**Exercise aim**
Count every line that holds the string "circle", then give that number alone.

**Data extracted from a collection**
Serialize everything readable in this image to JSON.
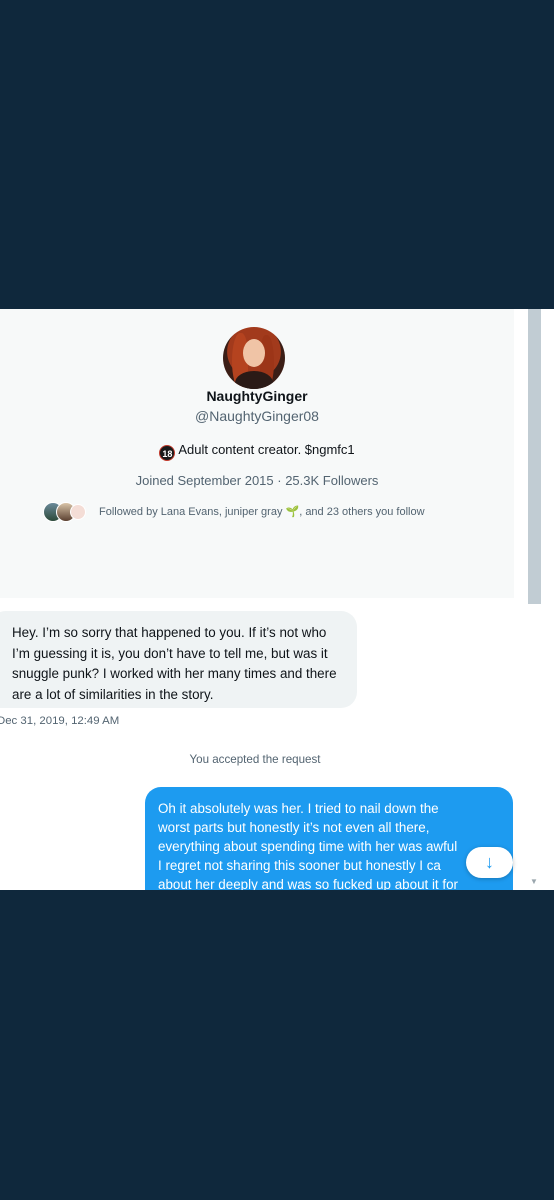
{
  "profile": {
    "display_name": "NaughtyGinger",
    "handle": "@NaughtyGinger08",
    "bio_badge": "18",
    "bio": "Adult content creator. $ngmfc1",
    "joined_followers": "Joined September 2015 · 25.3K Followers",
    "followed_by_prefix": "Followed by Lana Evans, juniper gray ",
    "followed_by_emoji": "🌱",
    "followed_by_suffix": ", and 23 others you follow"
  },
  "conversation": {
    "incoming_message": "Hey. I’m so sorry that happened to you. If it’s not who I’m guessing it is, you don’t have to tell me, but was it snuggle punk? I worked with her many times and there are a lot of similarities in the story.",
    "incoming_timestamp": "Dec 31, 2019, 12:49 AM",
    "system_note": "You accepted the request",
    "outgoing_lines": [
      "Oh it absolutely was her.  I tried to nail down the",
      "worst parts but honestly it’s not even all there,",
      "everything about spending time with her was awful",
      "I regret not sharing this sooner but honestly I ca",
      "about her deeply and was so fucked up about it for"
    ],
    "scroll_down_icon": "↓"
  },
  "colors": {
    "background": "#0f283c",
    "accent": "#1d9bf0"
  }
}
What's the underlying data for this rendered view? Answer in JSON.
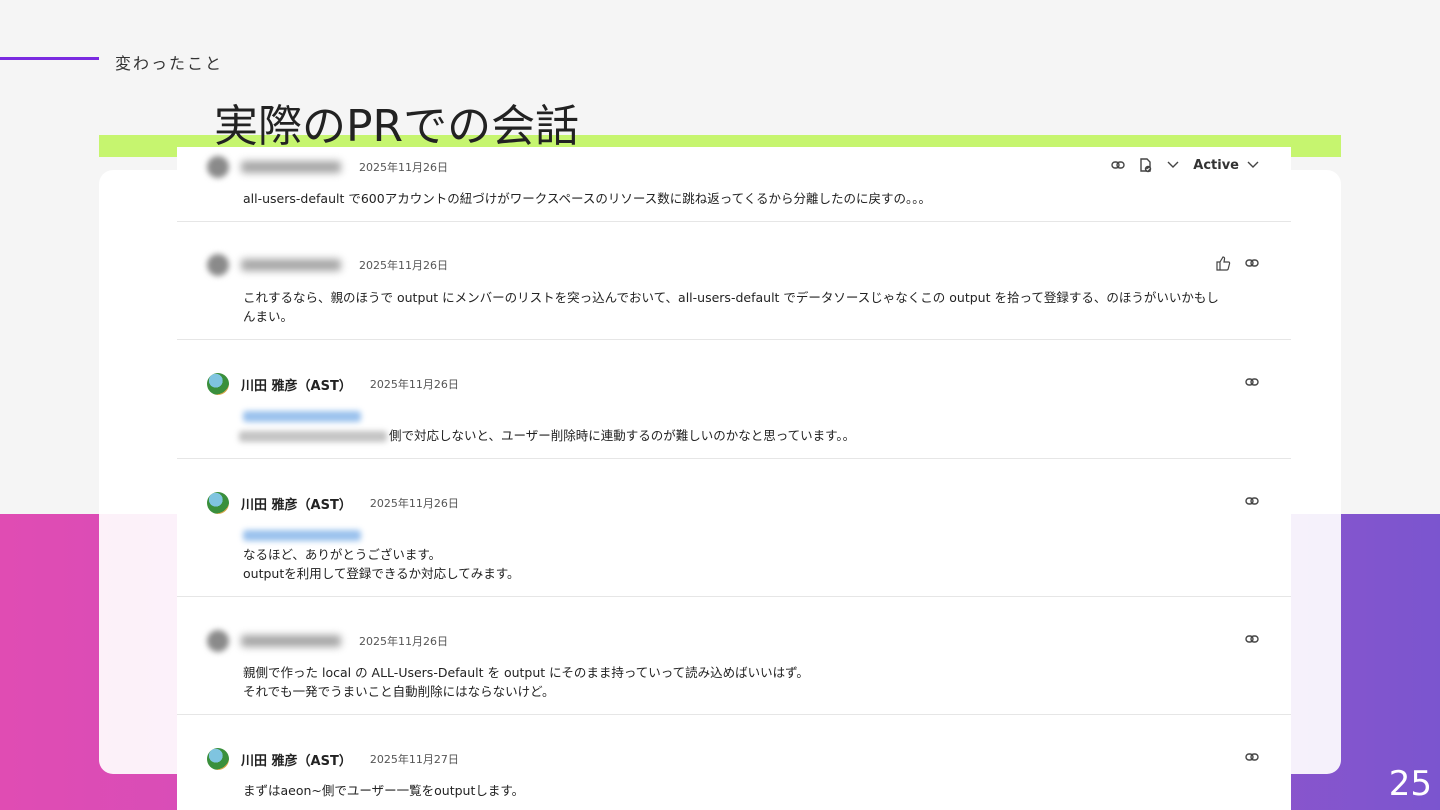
{
  "slide": {
    "section_label": "変わったこと",
    "title": "実際のPRでの会話",
    "page_number": "25"
  },
  "thread": {
    "status_label": "Active",
    "comments": [
      {
        "author": "",
        "author_visible": false,
        "date": "2025年11月26日",
        "lines": [
          "all-users-default で600アカウントの紐づけがワークスペースのリソース数に跳ね返ってくるから分離したのに戻すの。。。"
        ]
      },
      {
        "author": "",
        "author_visible": false,
        "date": "2025年11月26日",
        "lines": [
          "これするなら、親のほうで output にメンバーのリストを突っ込んでおいて、all-users-default でデータソースじゃなくこの output を拾って登録する、のほうがいいかもし",
          "んまい。"
        ]
      },
      {
        "author": "川田 雅彦（AST）",
        "author_visible": true,
        "date": "2025年11月26日",
        "lines": [
          "側で対応しないと、ユーザー削除時に連動するのが難しいのかなと思っています。。"
        ]
      },
      {
        "author": "川田 雅彦（AST）",
        "author_visible": true,
        "date": "2025年11月26日",
        "lines": [
          "なるほど、ありがとうございます。",
          "outputを利用して登録できるか対応してみます。"
        ]
      },
      {
        "author": "",
        "author_visible": false,
        "date": "2025年11月26日",
        "lines": [
          "親側で作った local の ALL-Users-Default を output にそのまま持っていって読み込めばいいはず。",
          "それでも一発でうまいこと自動削除にはならないけど。"
        ]
      },
      {
        "author": "川田 雅彦（AST）",
        "author_visible": true,
        "date": "2025年11月27日",
        "lines": [
          "まずはaeon~側でユーザー一覧をoutputします。"
        ]
      }
    ]
  },
  "icons": {
    "link": "link-icon",
    "resolve": "resolve-status-icon",
    "chevron": "chevron-down-icon",
    "like": "thumbs-up-icon"
  },
  "colors": {
    "accent_line": "#7a2be0",
    "accent_bar": "#c6f56f",
    "band_left": "#e04cb3",
    "band_right": "#7b55cf"
  }
}
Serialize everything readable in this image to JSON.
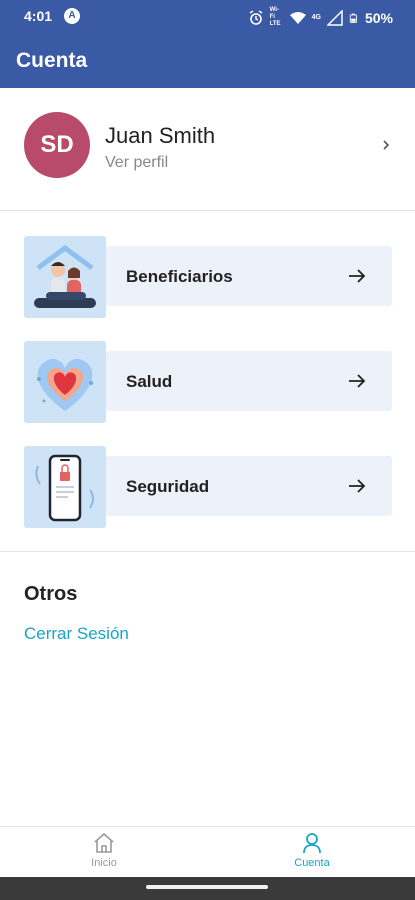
{
  "status_bar": {
    "time": "4:01",
    "indicator": "A",
    "network_text": "Wi-Fi LTE",
    "signal_text": "4G",
    "battery": "50%",
    "icons": [
      "alarm-icon",
      "wifi-icon",
      "signal-icon",
      "battery-icon"
    ]
  },
  "header": {
    "title": "Cuenta"
  },
  "profile": {
    "initials": "SD",
    "name": "Juan Smith",
    "subtitle": "Ver perfil"
  },
  "menu": [
    {
      "label": "Beneficiarios",
      "icon": "beneficiaries-illustration"
    },
    {
      "label": "Salud",
      "icon": "health-heart-illustration"
    },
    {
      "label": "Seguridad",
      "icon": "security-phone-illustration"
    }
  ],
  "others": {
    "title": "Otros",
    "logout": "Cerrar Sesión"
  },
  "bottom_nav": [
    {
      "label": "Inicio",
      "icon": "home-icon",
      "active": false
    },
    {
      "label": "Cuenta",
      "icon": "user-icon",
      "active": true
    }
  ],
  "colors": {
    "header": "#3a5aa6",
    "accent": "#19a4c8",
    "avatar": "#b84a6b",
    "card": "#edf2fa"
  }
}
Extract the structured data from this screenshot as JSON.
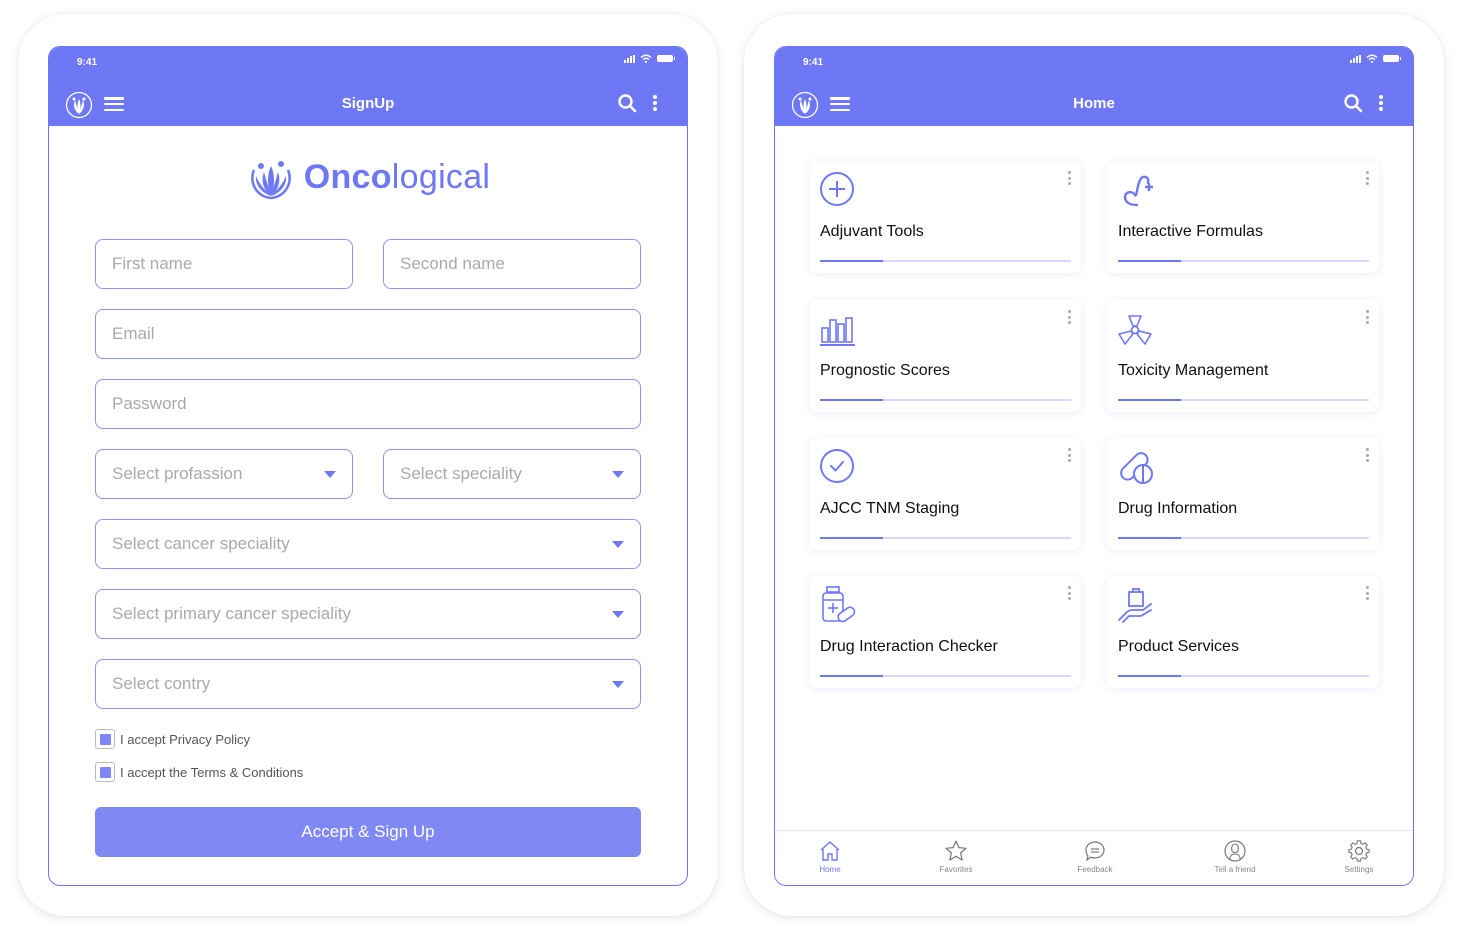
{
  "colors": {
    "accent": "#6e78f4",
    "button": "#7f88f3",
    "border": "#8a93f4",
    "placeholder": "#a9a9a9"
  },
  "signup": {
    "status_time": "9:41",
    "title": "SignUp",
    "brand": {
      "bold": "Onco",
      "light": "logical"
    },
    "fields": {
      "first_name": "First name",
      "second_name": "Second name",
      "email": "Email",
      "password": "Password",
      "profession": "Select profassion",
      "speciality": "Select speciality",
      "cancer_speciality": "Select cancer speciality",
      "primary_cancer_speciality": "Select primary cancer speciality",
      "country": "Select contry"
    },
    "checkboxes": [
      {
        "label": "I accept Privacy Policy",
        "checked": true
      },
      {
        "label": "I accept the Terms & Conditions",
        "checked": true
      }
    ],
    "submit_label": "Accept & Sign Up"
  },
  "home": {
    "status_time": "9:41",
    "title": "Home",
    "cards": [
      {
        "title": "Adjuvant Tools",
        "icon": "plus-circle-icon",
        "progress": 0.25
      },
      {
        "title": "Interactive Formulas",
        "icon": "formula-icon",
        "progress": 0.25
      },
      {
        "title": "Prognostic Scores",
        "icon": "bar-chart-icon",
        "progress": 0.25
      },
      {
        "title": "Toxicity Management",
        "icon": "radiation-icon",
        "progress": 0.25
      },
      {
        "title": "AJCC TNM Staging",
        "icon": "check-circle-icon",
        "progress": 0.25
      },
      {
        "title": "Drug Information",
        "icon": "pills-icon",
        "progress": 0.25
      },
      {
        "title": "Drug Interaction Checker",
        "icon": "medicine-bottle-icon",
        "progress": 0.25
      },
      {
        "title": "Product Services",
        "icon": "hand-bag-icon",
        "progress": 0.25
      }
    ],
    "tabs": [
      {
        "label": "Home",
        "icon": "home-icon",
        "active": true
      },
      {
        "label": "Favorites",
        "icon": "star-icon",
        "active": false
      },
      {
        "label": "Feedback",
        "icon": "chat-icon",
        "active": false
      },
      {
        "label": "Tell a friend",
        "icon": "person-icon",
        "active": false
      },
      {
        "label": "Settings",
        "icon": "gear-icon",
        "active": false
      }
    ]
  }
}
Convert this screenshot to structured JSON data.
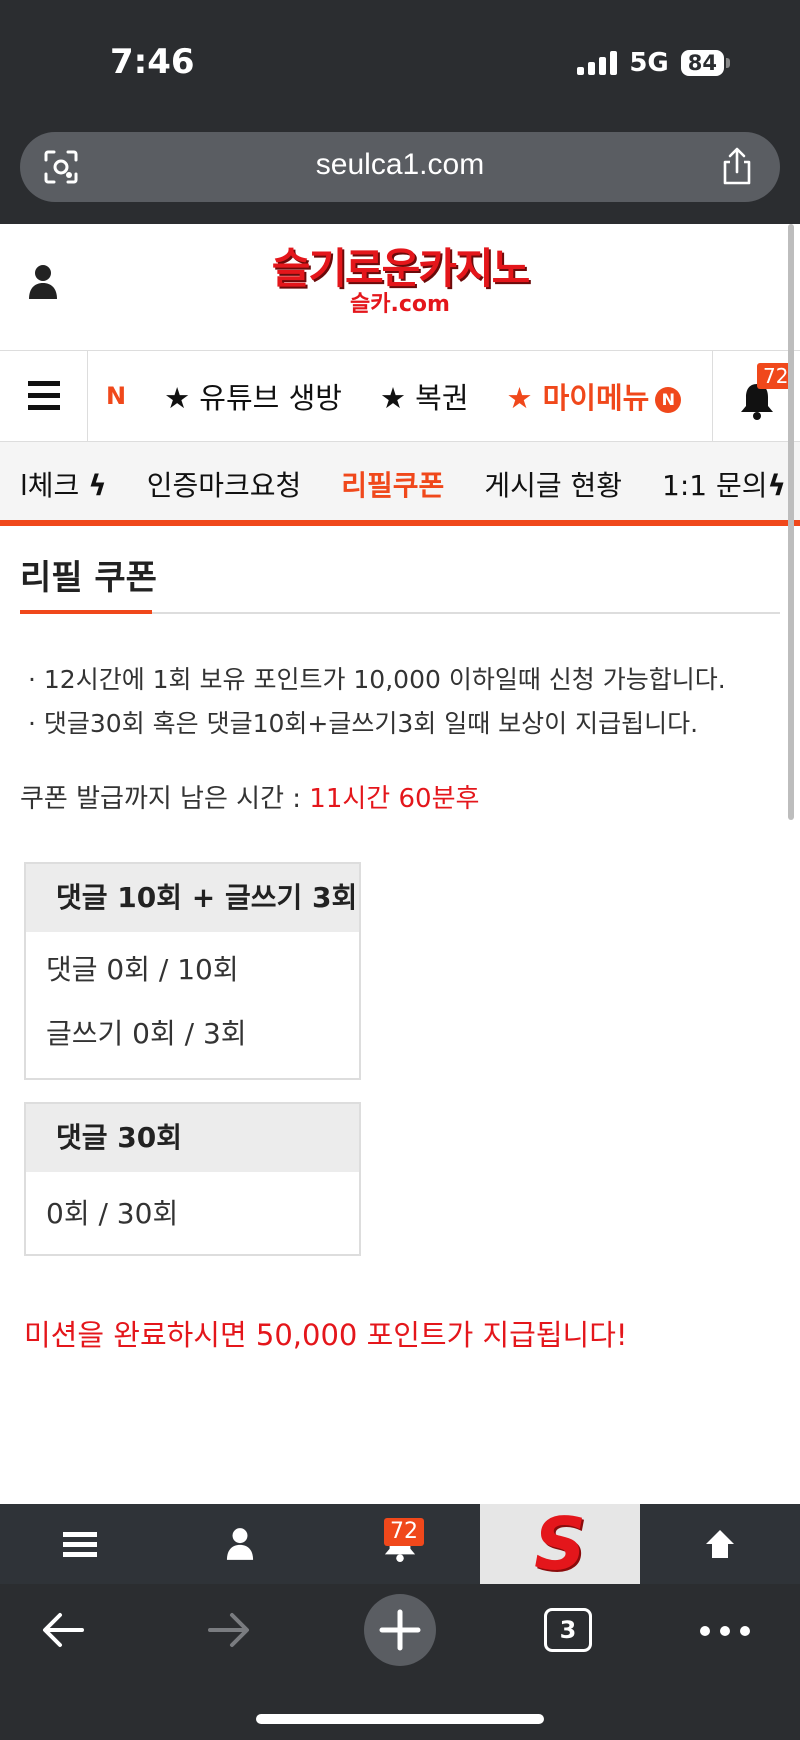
{
  "status": {
    "time": "7:46",
    "network": "5G",
    "battery": "84"
  },
  "browser": {
    "url": "seulca1.com",
    "tab_count": "3"
  },
  "site": {
    "logo_main": "슬기로운카지노",
    "logo_sub": "슬카.com"
  },
  "nav1": {
    "partial_badge": "N",
    "items": [
      "★ 유튜브 생방",
      "★ 복권",
      "★ 마이메뉴"
    ],
    "menu_badge": "N",
    "notifications": "72"
  },
  "nav2": {
    "items": [
      "l체크",
      "인증마크요청",
      "리필쿠폰",
      "게시글 현황",
      "1:1 문의"
    ],
    "active_index": 2
  },
  "page": {
    "title": "리필 쿠폰",
    "notes": [
      "· 12시간에 1회 보유 포인트가 10,000 이하일때 신청 가능합니다.",
      "· 댓글30회 혹은 댓글10회+글쓰기3회 일때 보상이 지급됩니다."
    ],
    "remain_label": "쿠폰 발급까지 남은 시간 :",
    "remain_value": "11시간 60분후",
    "mission_a": {
      "title": "댓글 10회 + 글쓰기 3회",
      "rows": [
        "댓글 0회 / 10회",
        "글쓰기 0회 / 3회"
      ]
    },
    "mission_b": {
      "title": "댓글 30회",
      "rows": [
        "0회 / 30회"
      ]
    },
    "reward_text": "미션을 완료하시면 50,000 포인트가 지급됩니다!"
  },
  "sitebar": {
    "notifications": "72",
    "logo_letter": "S"
  },
  "colors": {
    "accent": "#f0481b",
    "red": "#e4161b",
    "chrome": "#2b2d30"
  }
}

**Written reply**
2